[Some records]
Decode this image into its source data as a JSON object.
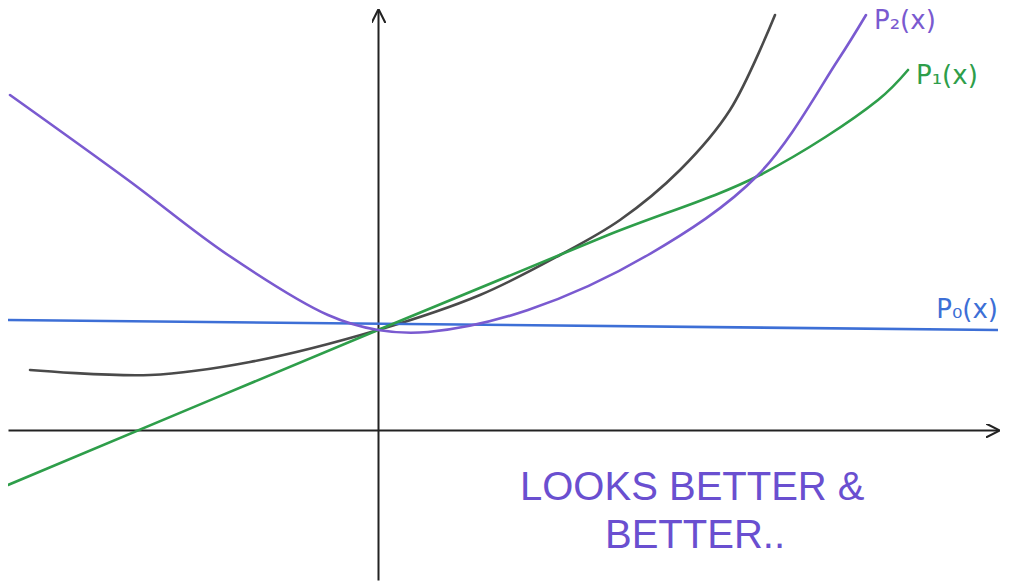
{
  "chart_data": {
    "type": "line",
    "xlim": [
      -3.7,
      6.2
    ],
    "ylim": [
      -1.5,
      4.2
    ],
    "xticks": [],
    "yticks": [],
    "tick_labels": false,
    "grid": false,
    "series": [
      {
        "color": "#4a4a4a",
        "x": [
          -3.48,
          -2.28,
          -1.28,
          0,
          1.02,
          1.82,
          2.42,
          3.02,
          3.52,
          3.97
        ],
        "values": [
          0.6,
          0.55,
          0.68,
          1.0,
          1.35,
          1.75,
          2.1,
          2.6,
          3.2,
          4.15
        ]
      },
      {
        "name": "P₀(x)",
        "color": "#3d6fd6",
        "x": [
          -3.7,
          6.2
        ],
        "values": [
          1.1,
          1.0
        ]
      },
      {
        "name": "P₁(x)",
        "color": "#2e9e4a",
        "x": [
          -3.7,
          0,
          2.3,
          3.82,
          5.0,
          5.3
        ],
        "values": [
          -0.55,
          1.0,
          1.95,
          2.55,
          3.3,
          3.6
        ]
      },
      {
        "name": "P₂(x)",
        "color": "#7a5ad0",
        "x": [
          -3.68,
          -2.5,
          -1.5,
          -0.5,
          0,
          0.5,
          1.5,
          2.7,
          3.8,
          4.6,
          4.88
        ],
        "values": [
          3.35,
          2.5,
          1.75,
          1.15,
          1.0,
          0.98,
          1.2,
          1.75,
          2.55,
          3.7,
          4.15
        ]
      }
    ],
    "annotations": [
      "LOOKS BETTER & BETTER.."
    ]
  }
}
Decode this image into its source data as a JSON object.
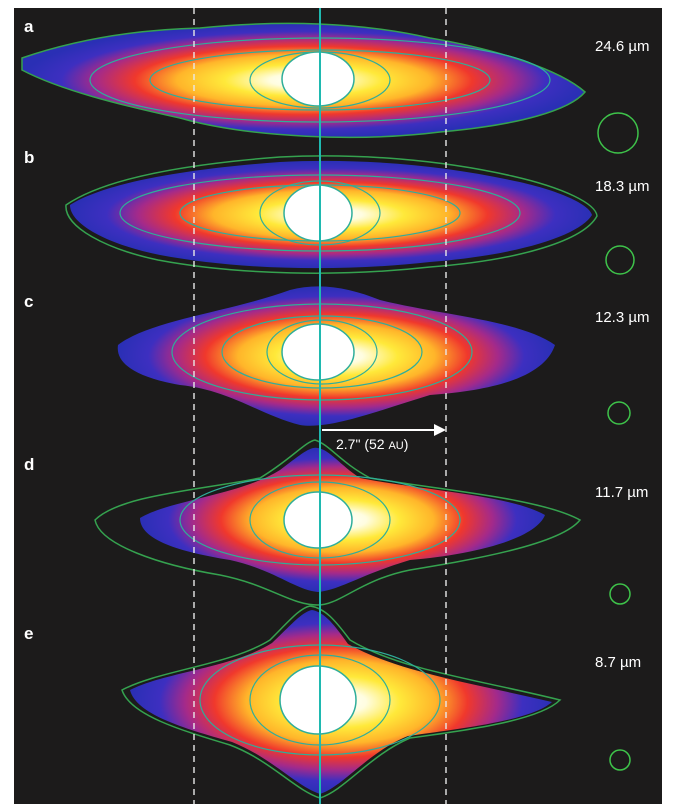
{
  "panels": [
    {
      "label": "a",
      "wavelength": "24.6 µm"
    },
    {
      "label": "b",
      "wavelength": "18.3 µm"
    },
    {
      "label": "c",
      "wavelength": "12.3 µm"
    },
    {
      "label": "d",
      "wavelength": "11.7 µm"
    },
    {
      "label": "e",
      "wavelength": "8.7 µm"
    }
  ],
  "scale_bar": {
    "label": "2.7\" (52 ",
    "unit": "AU",
    "close": ")"
  },
  "colors": {
    "background": "#1c1b1b",
    "contour": "#2fae9a",
    "contour_outer": "#35a24f",
    "axis_line": "#1fb9b0",
    "beam_circle": "#3ec34a",
    "guide_line": "#e8e8e8"
  }
}
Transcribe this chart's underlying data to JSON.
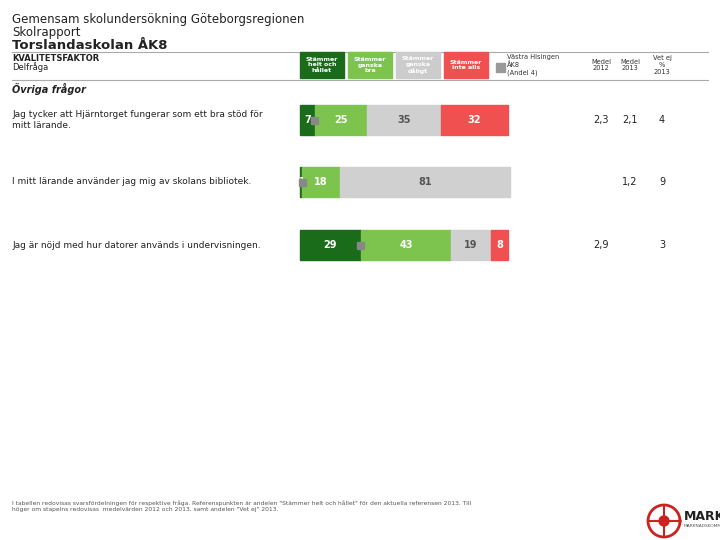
{
  "title_line1": "Gemensam skolundersökning Göteborgsregionen",
  "title_line2": "Skolrapport",
  "title_line3": "Torslandaskolan ÅK8",
  "legend_labels": [
    "Stämmer\nhelt och\nhållet",
    "Stämmer\nganska\nbra",
    "Stämmer\nganska\ndåligt",
    "Stämmer\ninte alls"
  ],
  "legend_colors": [
    "#1a6b1a",
    "#7dc44e",
    "#cccccc",
    "#f05050"
  ],
  "ref_label": "Västra Hisingen\nÅK8\n(Andel 4)",
  "ref_color": "#888888",
  "section_label": "Övriga frågor",
  "questions": [
    "Jag tycker att Hjärntorget fungerar som ett bra stöd för\nmitt lärande.",
    "I mitt lärande använder jag mig av skolans bibliotek.",
    "Jag är nöjd med hur datorer används i undervisningen."
  ],
  "bar_data": [
    [
      7,
      25,
      35,
      32
    ],
    [
      1,
      18,
      81,
      0
    ],
    [
      29,
      43,
      19,
      8
    ]
  ],
  "medel_2012": [
    "2,3",
    null,
    "2,9"
  ],
  "medel_2013": [
    "2,1",
    "1,2",
    null
  ],
  "vetej_2013": [
    "4",
    "9",
    "3"
  ],
  "bar_colors": [
    "#1a6b1a",
    "#7dc44e",
    "#d0d0d0",
    "#f05050"
  ],
  "bg_color": "#ffffff",
  "text_color": "#333333",
  "footnote": "I tabellen redovisas svarsfördelningen för respektive fråga. Referenspunkten är andelen \"Stämmer helt och hållet\" för den aktuella referensen 2013. Till\nhöger om stapelns redovisas  medelvärden 2012 och 2013, samt andelen \"Vet ej\" 2013."
}
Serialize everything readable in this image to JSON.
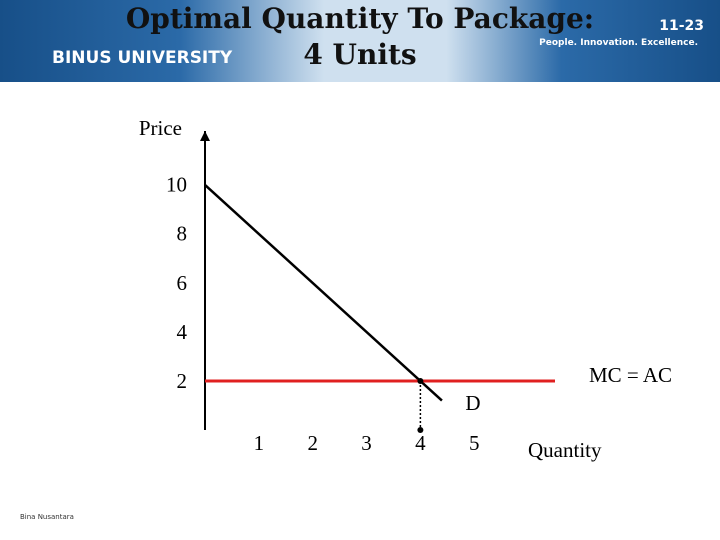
{
  "header": {
    "logo": "BINUS UNIVERSITY",
    "tagline": "People. Innovation. Excellence.",
    "slide_number": "11-23",
    "title_line1": "Optimal Quantity To Package:",
    "title_line2": "4 Units"
  },
  "footer": "Bina Nusantara",
  "chart_data": {
    "type": "line",
    "ylabel": "Price",
    "xlabel": "Quantity",
    "xlim": [
      0,
      6.5
    ],
    "ylim": [
      0,
      12.2
    ],
    "xticks": [
      1,
      2,
      3,
      4,
      5
    ],
    "yticks": [
      10,
      8,
      6,
      4,
      2
    ],
    "series": [
      {
        "name": "D",
        "color": "#000000",
        "x": [
          0,
          4.4
        ],
        "values": [
          10,
          1.2
        ]
      },
      {
        "name": "MC = AC",
        "color": "#e02020",
        "x": [
          0,
          6.5
        ],
        "values": [
          2,
          2
        ]
      }
    ],
    "point": {
      "x": 4,
      "y": 2
    }
  }
}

:: What is expected ::
Write the entries above out in full, exactly, with no images.

:: Solution to this problem ::
Decode this image into its source data as a JSON object.
{
  "chart_data": {
    "type": "line",
    "xlim": [
      -3.7,
      6.2
    ],
    "ylim": [
      -1.5,
      4.2
    ],
    "xticks": [],
    "yticks": [],
    "tick_labels": false,
    "grid": false,
    "series": [
      {
        "color": "#4a4a4a",
        "x": [
          -3.48,
          -2.28,
          -1.28,
          0,
          1.02,
          1.82,
          2.42,
          3.02,
          3.52,
          3.97
        ],
        "values": [
          0.6,
          0.55,
          0.68,
          1.0,
          1.35,
          1.75,
          2.1,
          2.6,
          3.2,
          4.15
        ]
      },
      {
        "name": "P₀(x)",
        "color": "#3d6fd6",
        "x": [
          -3.7,
          6.2
        ],
        "values": [
          1.1,
          1.0
        ]
      },
      {
        "name": "P₁(x)",
        "color": "#2e9e4a",
        "x": [
          -3.7,
          0,
          2.3,
          3.82,
          5.0,
          5.3
        ],
        "values": [
          -0.55,
          1.0,
          1.95,
          2.55,
          3.3,
          3.6
        ]
      },
      {
        "name": "P₂(x)",
        "color": "#7a5ad0",
        "x": [
          -3.68,
          -2.5,
          -1.5,
          -0.5,
          0,
          0.5,
          1.5,
          2.7,
          3.8,
          4.6,
          4.88
        ],
        "values": [
          3.35,
          2.5,
          1.75,
          1.15,
          1.0,
          0.98,
          1.2,
          1.75,
          2.55,
          3.7,
          4.15
        ]
      }
    ],
    "annotations": [
      "LOOKS BETTER & BETTER.."
    ]
  }
}
Decode this image into its source data as a JSON object.
{
  "panels": [
    {
      "label": "a",
      "wavelength": "24.6 µm"
    },
    {
      "label": "b",
      "wavelength": "18.3 µm"
    },
    {
      "label": "c",
      "wavelength": "12.3 µm"
    },
    {
      "label": "d",
      "wavelength": "11.7 µm"
    },
    {
      "label": "e",
      "wavelength": "8.7 µm"
    }
  ],
  "scale_bar": {
    "label": "2.7\" (52 ",
    "unit": "AU",
    "close": ")"
  },
  "colors": {
    "background": "#1c1b1b",
    "contour": "#2fae9a",
    "contour_outer": "#35a24f",
    "axis_line": "#1fb9b0",
    "beam_circle": "#3ec34a",
    "guide_line": "#e8e8e8"
  }
}
Transcribe this chart's underlying data to JSON.
{
  "title_line1": "Gemensam skolundersökning Göteborgsregionen",
  "title_line2": "Skolrapport",
  "title_line3": "Torslandaskolan ÅK8",
  "legend_labels": [
    "Stämmer\nhelt och\nhållet",
    "Stämmer\nganska\nbra",
    "Stämmer\nganska\ndåligt",
    "Stämmer\ninte alls"
  ],
  "legend_colors": [
    "#1a6b1a",
    "#7dc44e",
    "#cccccc",
    "#f05050"
  ],
  "ref_label": "Västra Hisingen\nÅK8\n(Andel 4)",
  "ref_color": "#888888",
  "section_label": "Övriga frågor",
  "questions": [
    "Jag tycker att Hjärntorget fungerar som ett bra stöd för\nmitt lärande.",
    "I mitt lärande använder jag mig av skolans bibliotek.",
    "Jag är nöjd med hur datorer används i undervisningen."
  ],
  "bar_data": [
    [
      7,
      25,
      35,
      32
    ],
    [
      1,
      18,
      81,
      0
    ],
    [
      29,
      43,
      19,
      8
    ]
  ],
  "medel_2012": [
    "2,3",
    null,
    "2,9"
  ],
  "medel_2013": [
    "2,1",
    "1,2",
    null
  ],
  "vetej_2013": [
    "4",
    "9",
    "3"
  ],
  "bar_colors": [
    "#1a6b1a",
    "#7dc44e",
    "#d0d0d0",
    "#f05050"
  ],
  "bg_color": "#ffffff",
  "text_color": "#333333",
  "footnote": "I tabellen redovisas svarsfördelningen för respektive fråga. Referenspunkten är andelen \"Stämmer helt och hållet\" för den aktuella referensen 2013. Till\nhöger om stapelns redovisas  medelvärden 2012 och 2013, samt andelen \"Vet ej\" 2013."
}
Serialize everything readable in this image to JSON.
{
  "header": {
    "logo": "BINUS UNIVERSITY",
    "tagline": "People. Innovation. Excellence.",
    "slide_number": "11-23",
    "title_line1": "Optimal Quantity To Package:",
    "title_line2": "4 Units"
  },
  "footer": "Bina Nusantara",
  "chart_data": {
    "type": "line",
    "ylabel": "Price",
    "xlabel": "Quantity",
    "xlim": [
      0,
      6.5
    ],
    "ylim": [
      0,
      12.2
    ],
    "xticks": [
      1,
      2,
      3,
      4,
      5
    ],
    "yticks": [
      10,
      8,
      6,
      4,
      2
    ],
    "series": [
      {
        "name": "D",
        "color": "#000000",
        "x": [
          0,
          4.4
        ],
        "values": [
          10,
          1.2
        ]
      },
      {
        "name": "MC = AC",
        "color": "#e02020",
        "x": [
          0,
          6.5
        ],
        "values": [
          2,
          2
        ]
      }
    ],
    "point": {
      "x": 4,
      "y": 2
    }
  }
}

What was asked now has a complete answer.